>> Start

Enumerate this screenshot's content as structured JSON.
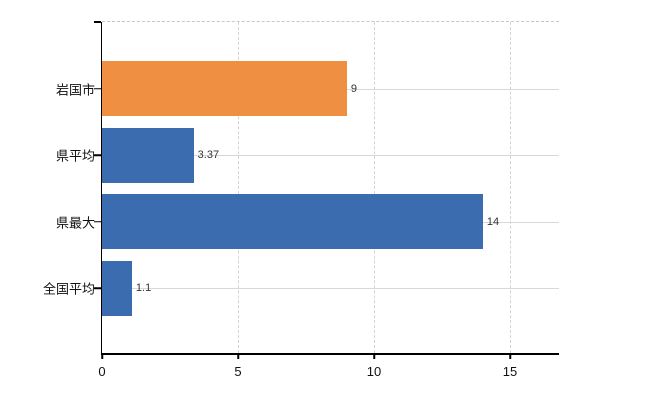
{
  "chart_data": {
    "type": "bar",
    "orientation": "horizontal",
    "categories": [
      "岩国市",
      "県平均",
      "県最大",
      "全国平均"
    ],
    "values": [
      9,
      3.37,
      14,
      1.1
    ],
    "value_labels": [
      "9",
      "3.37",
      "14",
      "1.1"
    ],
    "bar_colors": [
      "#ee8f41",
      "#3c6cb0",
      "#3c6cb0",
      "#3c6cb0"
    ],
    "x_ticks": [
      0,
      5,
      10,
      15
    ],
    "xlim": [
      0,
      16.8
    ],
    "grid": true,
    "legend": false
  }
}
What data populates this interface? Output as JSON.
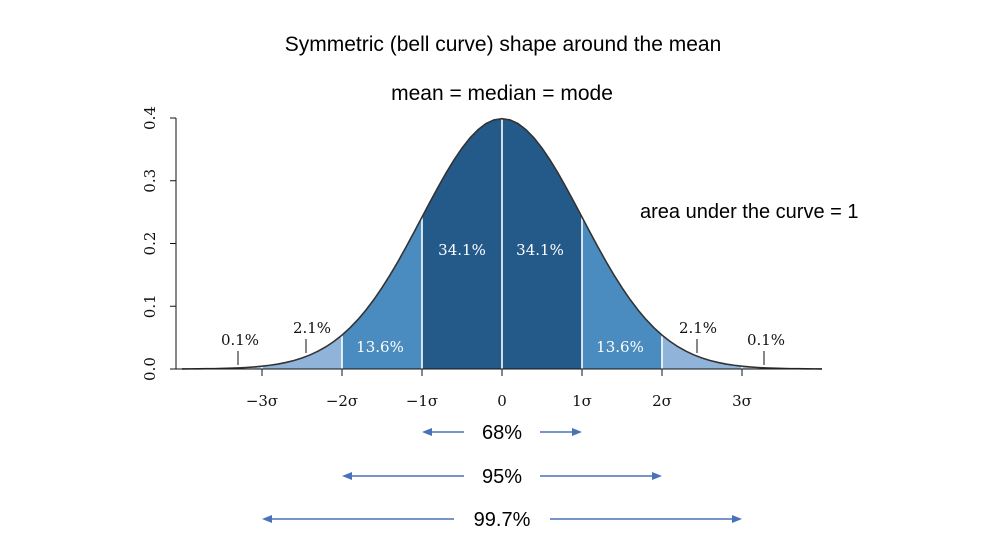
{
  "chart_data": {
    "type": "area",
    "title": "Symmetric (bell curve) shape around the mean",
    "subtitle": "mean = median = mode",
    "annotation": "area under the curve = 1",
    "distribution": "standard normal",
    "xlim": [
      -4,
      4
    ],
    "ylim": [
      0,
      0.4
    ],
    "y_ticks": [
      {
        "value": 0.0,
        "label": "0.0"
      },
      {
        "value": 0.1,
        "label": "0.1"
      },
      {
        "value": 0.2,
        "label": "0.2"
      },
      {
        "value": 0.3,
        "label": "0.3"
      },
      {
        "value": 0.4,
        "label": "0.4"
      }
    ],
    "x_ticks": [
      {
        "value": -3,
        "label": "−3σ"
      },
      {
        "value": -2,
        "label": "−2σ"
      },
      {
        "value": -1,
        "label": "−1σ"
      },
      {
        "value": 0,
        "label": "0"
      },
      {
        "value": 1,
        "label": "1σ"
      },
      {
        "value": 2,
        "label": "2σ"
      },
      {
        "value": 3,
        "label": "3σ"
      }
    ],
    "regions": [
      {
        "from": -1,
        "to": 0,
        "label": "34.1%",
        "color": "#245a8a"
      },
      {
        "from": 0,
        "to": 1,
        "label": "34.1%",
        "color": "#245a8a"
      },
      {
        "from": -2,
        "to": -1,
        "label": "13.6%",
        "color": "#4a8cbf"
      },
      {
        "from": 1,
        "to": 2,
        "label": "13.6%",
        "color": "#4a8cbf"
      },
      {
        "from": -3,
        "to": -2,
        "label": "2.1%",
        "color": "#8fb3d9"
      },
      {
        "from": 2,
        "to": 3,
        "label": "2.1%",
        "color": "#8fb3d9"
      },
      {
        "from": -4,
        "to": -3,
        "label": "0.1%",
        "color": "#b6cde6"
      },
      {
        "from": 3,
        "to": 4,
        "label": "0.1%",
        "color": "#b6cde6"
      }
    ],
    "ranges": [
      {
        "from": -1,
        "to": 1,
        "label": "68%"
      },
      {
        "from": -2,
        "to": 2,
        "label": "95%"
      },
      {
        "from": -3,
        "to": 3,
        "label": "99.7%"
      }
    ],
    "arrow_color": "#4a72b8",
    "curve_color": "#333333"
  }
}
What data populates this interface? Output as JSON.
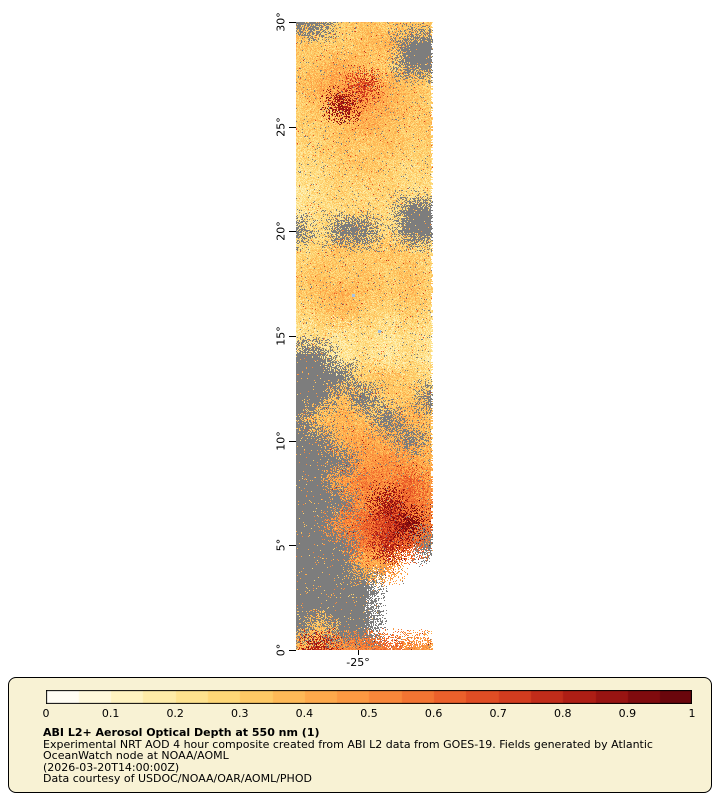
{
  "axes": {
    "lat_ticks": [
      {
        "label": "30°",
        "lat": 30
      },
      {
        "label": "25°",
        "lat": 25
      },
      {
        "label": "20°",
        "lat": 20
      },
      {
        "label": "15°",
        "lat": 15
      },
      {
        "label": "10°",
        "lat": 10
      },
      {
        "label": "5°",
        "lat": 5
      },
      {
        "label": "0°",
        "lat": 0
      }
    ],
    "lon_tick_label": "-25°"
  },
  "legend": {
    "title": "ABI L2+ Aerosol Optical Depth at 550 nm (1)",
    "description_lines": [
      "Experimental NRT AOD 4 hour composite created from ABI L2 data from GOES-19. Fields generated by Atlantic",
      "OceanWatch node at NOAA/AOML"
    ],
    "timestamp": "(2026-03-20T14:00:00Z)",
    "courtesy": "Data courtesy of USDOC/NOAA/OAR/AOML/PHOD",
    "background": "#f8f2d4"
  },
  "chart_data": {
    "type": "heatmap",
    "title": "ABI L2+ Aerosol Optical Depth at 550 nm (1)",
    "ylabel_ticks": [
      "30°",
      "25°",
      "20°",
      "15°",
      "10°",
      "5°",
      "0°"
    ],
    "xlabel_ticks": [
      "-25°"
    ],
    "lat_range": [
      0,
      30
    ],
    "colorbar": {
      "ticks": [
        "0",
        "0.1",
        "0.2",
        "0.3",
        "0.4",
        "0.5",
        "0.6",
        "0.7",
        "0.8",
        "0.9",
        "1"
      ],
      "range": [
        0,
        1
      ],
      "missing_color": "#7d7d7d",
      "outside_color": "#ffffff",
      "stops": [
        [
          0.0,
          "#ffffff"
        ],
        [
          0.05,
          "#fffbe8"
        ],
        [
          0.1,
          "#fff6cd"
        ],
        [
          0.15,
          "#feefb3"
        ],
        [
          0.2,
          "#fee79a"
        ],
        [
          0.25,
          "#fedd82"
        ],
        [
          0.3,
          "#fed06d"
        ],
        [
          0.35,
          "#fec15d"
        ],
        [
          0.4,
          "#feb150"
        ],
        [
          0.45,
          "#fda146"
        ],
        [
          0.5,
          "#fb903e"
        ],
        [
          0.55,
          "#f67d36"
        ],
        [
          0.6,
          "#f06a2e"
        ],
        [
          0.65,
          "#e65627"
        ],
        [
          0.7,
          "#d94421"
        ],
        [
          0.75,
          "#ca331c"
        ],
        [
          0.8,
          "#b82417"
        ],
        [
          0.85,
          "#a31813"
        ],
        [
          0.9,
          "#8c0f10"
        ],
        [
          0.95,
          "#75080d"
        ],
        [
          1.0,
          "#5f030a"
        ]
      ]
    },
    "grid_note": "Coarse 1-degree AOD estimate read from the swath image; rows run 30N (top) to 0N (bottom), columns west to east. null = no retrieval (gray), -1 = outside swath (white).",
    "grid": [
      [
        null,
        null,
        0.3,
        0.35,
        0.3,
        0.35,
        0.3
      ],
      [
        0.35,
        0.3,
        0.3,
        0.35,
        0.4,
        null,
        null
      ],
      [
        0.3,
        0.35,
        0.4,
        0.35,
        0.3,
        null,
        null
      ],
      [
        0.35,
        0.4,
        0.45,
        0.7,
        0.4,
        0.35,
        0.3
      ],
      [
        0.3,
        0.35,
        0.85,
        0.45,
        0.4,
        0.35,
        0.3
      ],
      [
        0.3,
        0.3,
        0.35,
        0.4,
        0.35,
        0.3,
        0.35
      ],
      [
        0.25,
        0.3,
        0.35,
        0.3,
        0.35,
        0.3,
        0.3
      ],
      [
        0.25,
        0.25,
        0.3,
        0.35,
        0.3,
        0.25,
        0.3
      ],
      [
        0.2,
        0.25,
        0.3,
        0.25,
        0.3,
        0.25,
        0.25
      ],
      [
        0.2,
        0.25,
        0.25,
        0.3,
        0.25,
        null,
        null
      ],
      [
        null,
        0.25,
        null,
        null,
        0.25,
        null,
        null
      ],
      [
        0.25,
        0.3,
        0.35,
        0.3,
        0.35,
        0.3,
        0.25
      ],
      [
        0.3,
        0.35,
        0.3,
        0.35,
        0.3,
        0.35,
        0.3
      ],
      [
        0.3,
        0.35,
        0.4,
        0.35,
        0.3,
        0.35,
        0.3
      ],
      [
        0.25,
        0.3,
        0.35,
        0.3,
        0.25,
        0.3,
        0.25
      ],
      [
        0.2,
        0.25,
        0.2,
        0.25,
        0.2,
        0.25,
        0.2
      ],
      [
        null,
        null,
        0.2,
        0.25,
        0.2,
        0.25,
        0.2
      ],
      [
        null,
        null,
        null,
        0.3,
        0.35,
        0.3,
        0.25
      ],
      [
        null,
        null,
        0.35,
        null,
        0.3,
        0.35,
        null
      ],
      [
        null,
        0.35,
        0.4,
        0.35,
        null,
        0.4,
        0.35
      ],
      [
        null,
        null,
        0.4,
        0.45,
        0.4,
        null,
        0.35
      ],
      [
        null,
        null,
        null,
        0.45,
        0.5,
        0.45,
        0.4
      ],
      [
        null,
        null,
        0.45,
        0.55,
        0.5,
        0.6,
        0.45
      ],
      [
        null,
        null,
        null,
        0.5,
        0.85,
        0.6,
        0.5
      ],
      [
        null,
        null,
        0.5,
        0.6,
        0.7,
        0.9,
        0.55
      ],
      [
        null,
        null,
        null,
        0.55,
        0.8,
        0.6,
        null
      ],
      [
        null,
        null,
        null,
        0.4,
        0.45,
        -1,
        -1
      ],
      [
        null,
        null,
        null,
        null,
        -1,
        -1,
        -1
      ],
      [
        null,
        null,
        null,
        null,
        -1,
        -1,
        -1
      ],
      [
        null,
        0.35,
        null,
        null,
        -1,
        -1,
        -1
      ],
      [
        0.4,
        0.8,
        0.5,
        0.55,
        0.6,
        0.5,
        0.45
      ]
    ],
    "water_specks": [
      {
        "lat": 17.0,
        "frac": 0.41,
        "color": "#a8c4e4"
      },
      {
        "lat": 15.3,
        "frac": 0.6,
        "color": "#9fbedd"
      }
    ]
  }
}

>> End

■ **Set problem**: From the entries above, list each line with "mean" in it.

■ **Solved exercise**:
    "title": "Symmetric (bell curve) shape around the mean",
    "subtitle": "mean = median = mode",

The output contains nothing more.